** Begin RECORDS TO USE **

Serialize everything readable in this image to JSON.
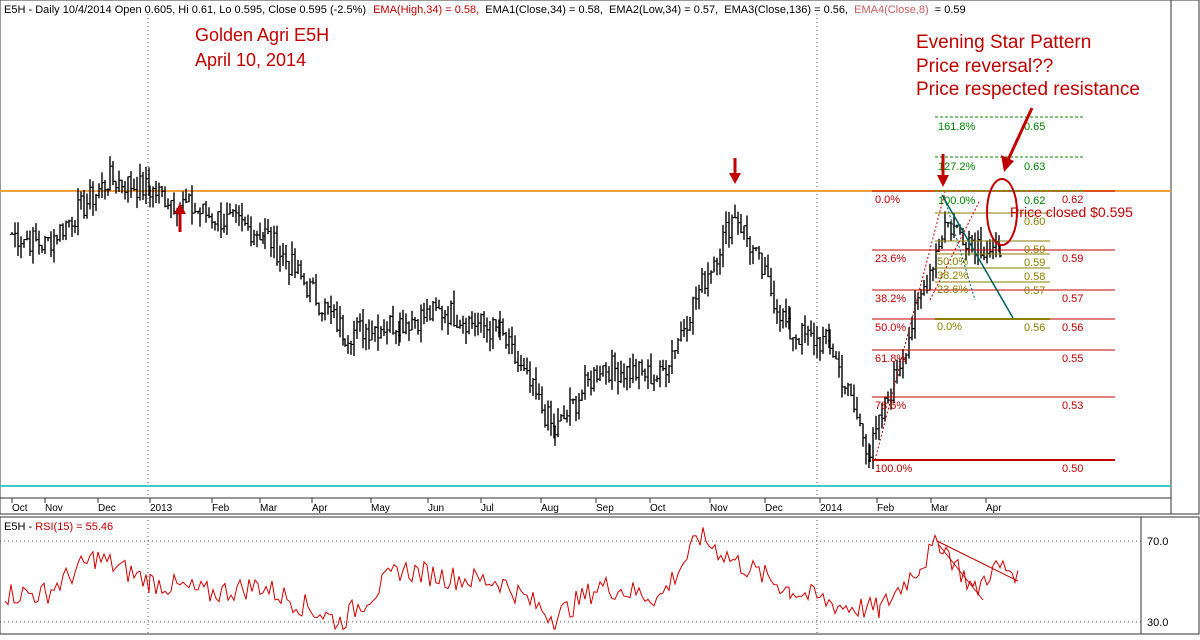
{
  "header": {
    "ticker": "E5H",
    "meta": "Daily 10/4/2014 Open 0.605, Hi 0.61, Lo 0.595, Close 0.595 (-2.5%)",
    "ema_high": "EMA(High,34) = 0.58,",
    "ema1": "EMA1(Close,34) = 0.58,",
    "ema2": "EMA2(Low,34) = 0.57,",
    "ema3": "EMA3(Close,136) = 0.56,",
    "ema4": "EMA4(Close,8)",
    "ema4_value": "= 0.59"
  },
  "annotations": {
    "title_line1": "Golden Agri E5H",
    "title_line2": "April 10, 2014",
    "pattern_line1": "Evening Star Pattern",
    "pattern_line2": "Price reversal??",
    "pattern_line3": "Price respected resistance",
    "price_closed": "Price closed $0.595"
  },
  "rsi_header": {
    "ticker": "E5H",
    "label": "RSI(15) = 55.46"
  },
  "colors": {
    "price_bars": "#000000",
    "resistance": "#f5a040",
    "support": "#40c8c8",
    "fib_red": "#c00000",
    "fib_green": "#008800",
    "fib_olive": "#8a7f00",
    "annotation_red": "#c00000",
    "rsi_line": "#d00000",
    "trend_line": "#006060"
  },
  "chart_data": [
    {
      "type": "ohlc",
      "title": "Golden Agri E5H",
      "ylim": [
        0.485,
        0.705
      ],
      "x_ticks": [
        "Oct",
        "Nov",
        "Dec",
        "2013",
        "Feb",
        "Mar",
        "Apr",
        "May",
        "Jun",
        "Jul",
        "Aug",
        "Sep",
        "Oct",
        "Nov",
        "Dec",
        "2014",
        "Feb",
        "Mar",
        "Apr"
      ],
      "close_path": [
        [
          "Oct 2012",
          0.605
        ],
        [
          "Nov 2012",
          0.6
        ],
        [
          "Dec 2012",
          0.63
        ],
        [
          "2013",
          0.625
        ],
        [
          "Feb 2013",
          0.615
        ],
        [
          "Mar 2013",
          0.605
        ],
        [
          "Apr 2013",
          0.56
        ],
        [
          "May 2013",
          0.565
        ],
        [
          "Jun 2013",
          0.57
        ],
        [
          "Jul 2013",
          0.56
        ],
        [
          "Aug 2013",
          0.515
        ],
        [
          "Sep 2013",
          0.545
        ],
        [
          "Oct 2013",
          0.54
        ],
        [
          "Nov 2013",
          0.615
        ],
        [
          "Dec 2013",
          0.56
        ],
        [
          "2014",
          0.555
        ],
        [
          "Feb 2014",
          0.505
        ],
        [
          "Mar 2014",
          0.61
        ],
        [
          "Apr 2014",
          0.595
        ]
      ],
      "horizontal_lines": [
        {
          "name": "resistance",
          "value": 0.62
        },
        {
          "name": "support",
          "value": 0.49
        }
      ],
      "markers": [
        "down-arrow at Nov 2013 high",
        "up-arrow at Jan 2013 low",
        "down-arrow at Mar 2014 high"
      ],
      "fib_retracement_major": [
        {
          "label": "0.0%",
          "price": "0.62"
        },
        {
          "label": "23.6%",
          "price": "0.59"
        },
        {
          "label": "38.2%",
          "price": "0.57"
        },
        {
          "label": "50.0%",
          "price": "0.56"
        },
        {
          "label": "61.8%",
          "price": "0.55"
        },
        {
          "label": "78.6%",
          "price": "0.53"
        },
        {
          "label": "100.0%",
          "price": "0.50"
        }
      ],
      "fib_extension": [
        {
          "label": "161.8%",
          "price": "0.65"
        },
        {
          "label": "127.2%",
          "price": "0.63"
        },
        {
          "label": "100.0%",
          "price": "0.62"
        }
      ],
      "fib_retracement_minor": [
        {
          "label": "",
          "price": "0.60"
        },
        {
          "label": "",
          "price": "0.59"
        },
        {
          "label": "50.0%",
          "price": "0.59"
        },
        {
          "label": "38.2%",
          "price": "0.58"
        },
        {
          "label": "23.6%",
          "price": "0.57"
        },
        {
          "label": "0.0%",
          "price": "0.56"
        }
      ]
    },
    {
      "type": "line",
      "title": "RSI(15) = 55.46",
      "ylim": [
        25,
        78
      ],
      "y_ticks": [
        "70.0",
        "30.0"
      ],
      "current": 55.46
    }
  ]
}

** End RECORDS TO USE **

[TASK DIRECTIONS]: Transcribe all of the entries word for word, but skip any pictures they contain.

[EXERCISE OUTPUT]:
Serialize everything readable in this image to JSON.
{
  "header": {
    "ticker": "E5H",
    "meta": "Daily 10/4/2014 Open 0.605, Hi 0.61, Lo 0.595, Close 0.595 (-2.5%)",
    "ema_high": "EMA(High,34) = 0.58,",
    "ema1": "EMA1(Close,34) = 0.58,",
    "ema2": "EMA2(Low,34) = 0.57,",
    "ema3": "EMA3(Close,136) = 0.56,",
    "ema4": "EMA4(Close,8)",
    "ema4_value": "= 0.59"
  },
  "annotations": {
    "title_line1": "Golden Agri E5H",
    "title_line2": "April 10, 2014",
    "pattern_line1": "Evening Star Pattern",
    "pattern_line2": "Price reversal??",
    "pattern_line3": "Price respected resistance",
    "price_closed": "Price closed $0.595"
  },
  "rsi_header": {
    "ticker": "E5H",
    "label": "RSI(15) = 55.46"
  },
  "colors": {
    "price_bars": "#000000",
    "resistance": "#f5a040",
    "support": "#40c8c8",
    "fib_red": "#c00000",
    "fib_green": "#008800",
    "fib_olive": "#8a7f00",
    "annotation_red": "#c00000",
    "rsi_line": "#d00000",
    "trend_line": "#006060"
  },
  "chart_data": [
    {
      "type": "ohlc",
      "title": "Golden Agri E5H",
      "ylim": [
        0.485,
        0.705
      ],
      "x_ticks": [
        "Oct",
        "Nov",
        "Dec",
        "2013",
        "Feb",
        "Mar",
        "Apr",
        "May",
        "Jun",
        "Jul",
        "Aug",
        "Sep",
        "Oct",
        "Nov",
        "Dec",
        "2014",
        "Feb",
        "Mar",
        "Apr"
      ],
      "close_path": [
        [
          "Oct 2012",
          0.605
        ],
        [
          "Nov 2012",
          0.6
        ],
        [
          "Dec 2012",
          0.63
        ],
        [
          "2013",
          0.625
        ],
        [
          "Feb 2013",
          0.615
        ],
        [
          "Mar 2013",
          0.605
        ],
        [
          "Apr 2013",
          0.56
        ],
        [
          "May 2013",
          0.565
        ],
        [
          "Jun 2013",
          0.57
        ],
        [
          "Jul 2013",
          0.56
        ],
        [
          "Aug 2013",
          0.515
        ],
        [
          "Sep 2013",
          0.545
        ],
        [
          "Oct 2013",
          0.54
        ],
        [
          "Nov 2013",
          0.615
        ],
        [
          "Dec 2013",
          0.56
        ],
        [
          "2014",
          0.555
        ],
        [
          "Feb 2014",
          0.505
        ],
        [
          "Mar 2014",
          0.61
        ],
        [
          "Apr 2014",
          0.595
        ]
      ],
      "horizontal_lines": [
        {
          "name": "resistance",
          "value": 0.62
        },
        {
          "name": "support",
          "value": 0.49
        }
      ],
      "markers": [
        "down-arrow at Nov 2013 high",
        "up-arrow at Jan 2013 low",
        "down-arrow at Mar 2014 high"
      ],
      "fib_retracement_major": [
        {
          "label": "0.0%",
          "price": "0.62"
        },
        {
          "label": "23.6%",
          "price": "0.59"
        },
        {
          "label": "38.2%",
          "price": "0.57"
        },
        {
          "label": "50.0%",
          "price": "0.56"
        },
        {
          "label": "61.8%",
          "price": "0.55"
        },
        {
          "label": "78.6%",
          "price": "0.53"
        },
        {
          "label": "100.0%",
          "price": "0.50"
        }
      ],
      "fib_extension": [
        {
          "label": "161.8%",
          "price": "0.65"
        },
        {
          "label": "127.2%",
          "price": "0.63"
        },
        {
          "label": "100.0%",
          "price": "0.62"
        }
      ],
      "fib_retracement_minor": [
        {
          "label": "",
          "price": "0.60"
        },
        {
          "label": "",
          "price": "0.59"
        },
        {
          "label": "50.0%",
          "price": "0.59"
        },
        {
          "label": "38.2%",
          "price": "0.58"
        },
        {
          "label": "23.6%",
          "price": "0.57"
        },
        {
          "label": "0.0%",
          "price": "0.56"
        }
      ]
    },
    {
      "type": "line",
      "title": "RSI(15) = 55.46",
      "ylim": [
        25,
        78
      ],
      "y_ticks": [
        "70.0",
        "30.0"
      ],
      "current": 55.46
    }
  ]
}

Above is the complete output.